### Exercise prompt
Say how many lines contain "JSON", using only the number.

### Provided material
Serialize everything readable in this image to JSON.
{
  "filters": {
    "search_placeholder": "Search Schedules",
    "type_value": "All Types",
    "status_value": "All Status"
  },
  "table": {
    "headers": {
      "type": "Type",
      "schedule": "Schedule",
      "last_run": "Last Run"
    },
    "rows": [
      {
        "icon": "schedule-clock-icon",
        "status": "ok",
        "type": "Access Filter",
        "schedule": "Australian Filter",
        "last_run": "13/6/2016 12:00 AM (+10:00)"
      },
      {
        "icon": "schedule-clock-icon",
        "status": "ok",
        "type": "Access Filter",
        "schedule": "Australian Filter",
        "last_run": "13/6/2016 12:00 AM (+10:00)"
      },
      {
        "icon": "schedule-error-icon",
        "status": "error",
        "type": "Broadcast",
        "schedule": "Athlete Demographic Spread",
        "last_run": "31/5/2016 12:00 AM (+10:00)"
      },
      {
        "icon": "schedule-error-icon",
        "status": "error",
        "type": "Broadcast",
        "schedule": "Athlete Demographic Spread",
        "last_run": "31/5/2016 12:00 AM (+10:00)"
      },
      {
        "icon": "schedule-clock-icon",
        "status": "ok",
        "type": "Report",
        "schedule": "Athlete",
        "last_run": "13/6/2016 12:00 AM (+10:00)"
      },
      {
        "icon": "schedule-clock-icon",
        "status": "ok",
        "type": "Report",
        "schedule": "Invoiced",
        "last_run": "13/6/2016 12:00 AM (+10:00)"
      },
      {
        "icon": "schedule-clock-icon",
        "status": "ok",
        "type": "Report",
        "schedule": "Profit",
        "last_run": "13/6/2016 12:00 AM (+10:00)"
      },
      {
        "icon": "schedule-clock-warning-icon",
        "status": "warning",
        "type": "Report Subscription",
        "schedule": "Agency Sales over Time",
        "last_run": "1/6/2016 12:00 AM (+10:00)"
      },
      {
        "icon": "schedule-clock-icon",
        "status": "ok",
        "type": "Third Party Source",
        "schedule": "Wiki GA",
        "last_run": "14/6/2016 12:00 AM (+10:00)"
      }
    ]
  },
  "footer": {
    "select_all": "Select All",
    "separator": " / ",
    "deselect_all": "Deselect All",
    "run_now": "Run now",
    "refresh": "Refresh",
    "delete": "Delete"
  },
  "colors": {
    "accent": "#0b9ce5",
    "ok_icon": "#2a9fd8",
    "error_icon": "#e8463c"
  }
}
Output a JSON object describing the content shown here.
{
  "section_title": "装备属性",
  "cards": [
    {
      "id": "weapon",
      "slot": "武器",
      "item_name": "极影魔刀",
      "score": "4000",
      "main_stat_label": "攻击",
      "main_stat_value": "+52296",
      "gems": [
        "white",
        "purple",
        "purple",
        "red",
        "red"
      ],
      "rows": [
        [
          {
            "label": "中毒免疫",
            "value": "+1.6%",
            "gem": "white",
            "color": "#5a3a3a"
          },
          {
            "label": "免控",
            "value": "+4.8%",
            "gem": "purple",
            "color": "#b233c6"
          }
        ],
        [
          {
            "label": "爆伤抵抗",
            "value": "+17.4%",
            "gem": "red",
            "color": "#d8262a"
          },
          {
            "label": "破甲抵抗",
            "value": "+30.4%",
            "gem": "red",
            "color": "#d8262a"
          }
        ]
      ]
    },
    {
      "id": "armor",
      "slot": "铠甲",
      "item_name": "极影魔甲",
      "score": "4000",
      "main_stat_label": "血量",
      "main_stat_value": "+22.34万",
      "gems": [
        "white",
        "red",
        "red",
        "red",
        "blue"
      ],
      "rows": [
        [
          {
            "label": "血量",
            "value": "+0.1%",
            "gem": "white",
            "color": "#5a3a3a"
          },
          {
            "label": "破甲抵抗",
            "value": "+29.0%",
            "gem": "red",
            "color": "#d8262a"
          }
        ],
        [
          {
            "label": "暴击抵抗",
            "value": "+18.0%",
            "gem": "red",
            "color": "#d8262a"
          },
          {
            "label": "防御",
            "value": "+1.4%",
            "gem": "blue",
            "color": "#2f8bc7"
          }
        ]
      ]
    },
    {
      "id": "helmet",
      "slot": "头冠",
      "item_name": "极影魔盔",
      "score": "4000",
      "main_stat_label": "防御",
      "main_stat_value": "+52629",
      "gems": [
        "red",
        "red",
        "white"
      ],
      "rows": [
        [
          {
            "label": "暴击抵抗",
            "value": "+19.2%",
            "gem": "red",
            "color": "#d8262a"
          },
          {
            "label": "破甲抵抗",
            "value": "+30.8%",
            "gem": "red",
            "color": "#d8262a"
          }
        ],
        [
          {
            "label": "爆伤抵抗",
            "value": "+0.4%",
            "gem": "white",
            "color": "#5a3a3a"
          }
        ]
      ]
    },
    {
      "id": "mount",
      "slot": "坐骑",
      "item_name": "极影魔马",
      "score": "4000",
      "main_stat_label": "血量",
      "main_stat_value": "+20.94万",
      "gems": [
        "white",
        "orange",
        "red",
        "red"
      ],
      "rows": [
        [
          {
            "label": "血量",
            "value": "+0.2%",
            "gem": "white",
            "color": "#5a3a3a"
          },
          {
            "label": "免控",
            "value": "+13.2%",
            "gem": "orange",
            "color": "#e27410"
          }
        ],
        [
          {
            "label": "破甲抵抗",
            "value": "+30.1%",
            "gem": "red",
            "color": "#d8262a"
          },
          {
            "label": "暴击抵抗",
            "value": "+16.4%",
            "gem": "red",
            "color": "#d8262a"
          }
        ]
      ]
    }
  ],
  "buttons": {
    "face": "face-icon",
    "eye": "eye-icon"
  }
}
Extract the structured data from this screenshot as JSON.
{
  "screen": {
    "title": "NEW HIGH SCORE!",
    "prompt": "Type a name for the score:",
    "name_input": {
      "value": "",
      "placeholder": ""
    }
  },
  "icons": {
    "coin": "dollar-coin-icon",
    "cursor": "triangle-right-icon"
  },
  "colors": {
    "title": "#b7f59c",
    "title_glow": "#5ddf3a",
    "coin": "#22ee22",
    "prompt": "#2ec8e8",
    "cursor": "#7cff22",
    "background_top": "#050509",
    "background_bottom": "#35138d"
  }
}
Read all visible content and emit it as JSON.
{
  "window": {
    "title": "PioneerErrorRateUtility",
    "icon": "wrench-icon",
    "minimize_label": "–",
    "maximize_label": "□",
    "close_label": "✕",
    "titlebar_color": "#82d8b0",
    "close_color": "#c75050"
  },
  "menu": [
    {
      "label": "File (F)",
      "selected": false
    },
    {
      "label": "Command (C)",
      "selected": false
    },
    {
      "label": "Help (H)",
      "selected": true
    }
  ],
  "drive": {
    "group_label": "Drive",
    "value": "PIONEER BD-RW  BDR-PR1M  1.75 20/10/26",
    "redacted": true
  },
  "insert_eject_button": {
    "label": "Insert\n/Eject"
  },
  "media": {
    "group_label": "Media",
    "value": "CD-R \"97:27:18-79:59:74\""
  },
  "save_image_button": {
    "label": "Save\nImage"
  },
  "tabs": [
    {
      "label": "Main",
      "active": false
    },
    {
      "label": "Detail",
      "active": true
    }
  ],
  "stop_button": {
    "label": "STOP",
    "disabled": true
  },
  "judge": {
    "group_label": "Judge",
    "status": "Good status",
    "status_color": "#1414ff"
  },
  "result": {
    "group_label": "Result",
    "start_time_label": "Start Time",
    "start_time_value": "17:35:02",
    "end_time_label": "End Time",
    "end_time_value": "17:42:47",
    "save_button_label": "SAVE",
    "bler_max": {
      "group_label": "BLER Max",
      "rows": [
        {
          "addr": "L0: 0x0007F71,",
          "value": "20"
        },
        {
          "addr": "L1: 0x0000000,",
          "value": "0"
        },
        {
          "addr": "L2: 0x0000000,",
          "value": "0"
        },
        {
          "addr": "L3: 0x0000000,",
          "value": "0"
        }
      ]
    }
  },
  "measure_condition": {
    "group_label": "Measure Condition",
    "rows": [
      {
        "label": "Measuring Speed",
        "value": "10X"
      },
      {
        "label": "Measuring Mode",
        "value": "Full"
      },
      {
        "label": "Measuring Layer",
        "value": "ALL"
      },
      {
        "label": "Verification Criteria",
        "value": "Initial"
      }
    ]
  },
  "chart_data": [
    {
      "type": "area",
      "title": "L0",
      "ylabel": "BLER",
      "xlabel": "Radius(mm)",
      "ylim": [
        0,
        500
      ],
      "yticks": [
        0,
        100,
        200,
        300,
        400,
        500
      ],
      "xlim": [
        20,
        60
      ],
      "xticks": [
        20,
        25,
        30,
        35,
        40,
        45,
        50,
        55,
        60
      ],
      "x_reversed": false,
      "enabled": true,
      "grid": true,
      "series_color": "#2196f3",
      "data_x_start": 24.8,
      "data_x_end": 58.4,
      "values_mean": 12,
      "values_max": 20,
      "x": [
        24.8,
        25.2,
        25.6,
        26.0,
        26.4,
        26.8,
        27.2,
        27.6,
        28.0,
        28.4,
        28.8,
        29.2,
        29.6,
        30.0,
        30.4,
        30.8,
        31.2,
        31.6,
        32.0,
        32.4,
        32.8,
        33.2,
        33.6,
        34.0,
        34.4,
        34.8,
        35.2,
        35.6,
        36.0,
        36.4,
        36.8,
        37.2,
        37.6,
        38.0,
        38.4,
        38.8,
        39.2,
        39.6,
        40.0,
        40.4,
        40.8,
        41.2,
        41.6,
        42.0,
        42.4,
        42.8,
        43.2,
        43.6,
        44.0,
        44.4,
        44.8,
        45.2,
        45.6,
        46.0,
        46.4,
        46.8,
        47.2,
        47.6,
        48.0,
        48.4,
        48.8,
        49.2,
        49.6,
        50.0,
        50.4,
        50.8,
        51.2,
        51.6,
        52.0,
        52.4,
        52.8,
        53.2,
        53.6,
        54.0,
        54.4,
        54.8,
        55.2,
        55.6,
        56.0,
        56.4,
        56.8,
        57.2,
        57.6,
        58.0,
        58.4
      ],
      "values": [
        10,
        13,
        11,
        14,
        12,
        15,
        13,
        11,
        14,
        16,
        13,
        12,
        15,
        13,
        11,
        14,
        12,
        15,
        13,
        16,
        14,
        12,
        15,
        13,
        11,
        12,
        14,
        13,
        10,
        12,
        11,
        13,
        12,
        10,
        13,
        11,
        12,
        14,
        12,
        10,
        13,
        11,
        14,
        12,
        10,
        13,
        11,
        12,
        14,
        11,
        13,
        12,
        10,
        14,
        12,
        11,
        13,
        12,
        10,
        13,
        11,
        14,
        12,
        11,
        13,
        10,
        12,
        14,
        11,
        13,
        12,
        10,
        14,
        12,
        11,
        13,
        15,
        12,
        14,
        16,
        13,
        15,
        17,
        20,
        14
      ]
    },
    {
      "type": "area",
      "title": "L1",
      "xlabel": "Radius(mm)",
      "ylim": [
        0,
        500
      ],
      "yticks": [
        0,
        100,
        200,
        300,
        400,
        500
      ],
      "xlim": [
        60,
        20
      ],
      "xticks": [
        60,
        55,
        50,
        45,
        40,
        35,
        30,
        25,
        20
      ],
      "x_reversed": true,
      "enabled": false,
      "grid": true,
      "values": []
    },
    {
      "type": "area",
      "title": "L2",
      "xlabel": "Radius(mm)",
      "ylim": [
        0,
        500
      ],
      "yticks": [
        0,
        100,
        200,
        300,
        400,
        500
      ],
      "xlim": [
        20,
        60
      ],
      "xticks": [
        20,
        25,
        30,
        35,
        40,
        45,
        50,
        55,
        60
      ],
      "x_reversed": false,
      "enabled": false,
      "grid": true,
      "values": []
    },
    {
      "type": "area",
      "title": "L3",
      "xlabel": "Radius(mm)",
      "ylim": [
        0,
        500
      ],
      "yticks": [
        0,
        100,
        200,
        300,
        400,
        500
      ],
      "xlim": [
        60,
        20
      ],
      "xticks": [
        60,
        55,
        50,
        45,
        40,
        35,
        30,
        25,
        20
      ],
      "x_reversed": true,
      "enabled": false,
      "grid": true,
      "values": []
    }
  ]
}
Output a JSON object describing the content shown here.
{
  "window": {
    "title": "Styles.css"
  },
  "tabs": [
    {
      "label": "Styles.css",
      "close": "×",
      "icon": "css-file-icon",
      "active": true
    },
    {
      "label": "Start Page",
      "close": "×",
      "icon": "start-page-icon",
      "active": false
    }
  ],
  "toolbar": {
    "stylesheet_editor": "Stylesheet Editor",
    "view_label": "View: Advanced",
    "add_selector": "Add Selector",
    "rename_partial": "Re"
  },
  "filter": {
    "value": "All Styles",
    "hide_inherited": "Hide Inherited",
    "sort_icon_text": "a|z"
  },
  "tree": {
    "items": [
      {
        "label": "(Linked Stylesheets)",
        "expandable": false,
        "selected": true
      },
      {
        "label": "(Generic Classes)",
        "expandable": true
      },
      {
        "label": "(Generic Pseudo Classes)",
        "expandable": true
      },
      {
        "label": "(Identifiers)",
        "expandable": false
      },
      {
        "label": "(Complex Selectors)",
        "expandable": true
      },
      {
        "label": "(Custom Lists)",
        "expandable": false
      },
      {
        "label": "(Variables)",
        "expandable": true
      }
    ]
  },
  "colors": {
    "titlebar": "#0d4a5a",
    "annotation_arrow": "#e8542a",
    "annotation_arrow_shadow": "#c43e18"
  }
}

### Output for this task
5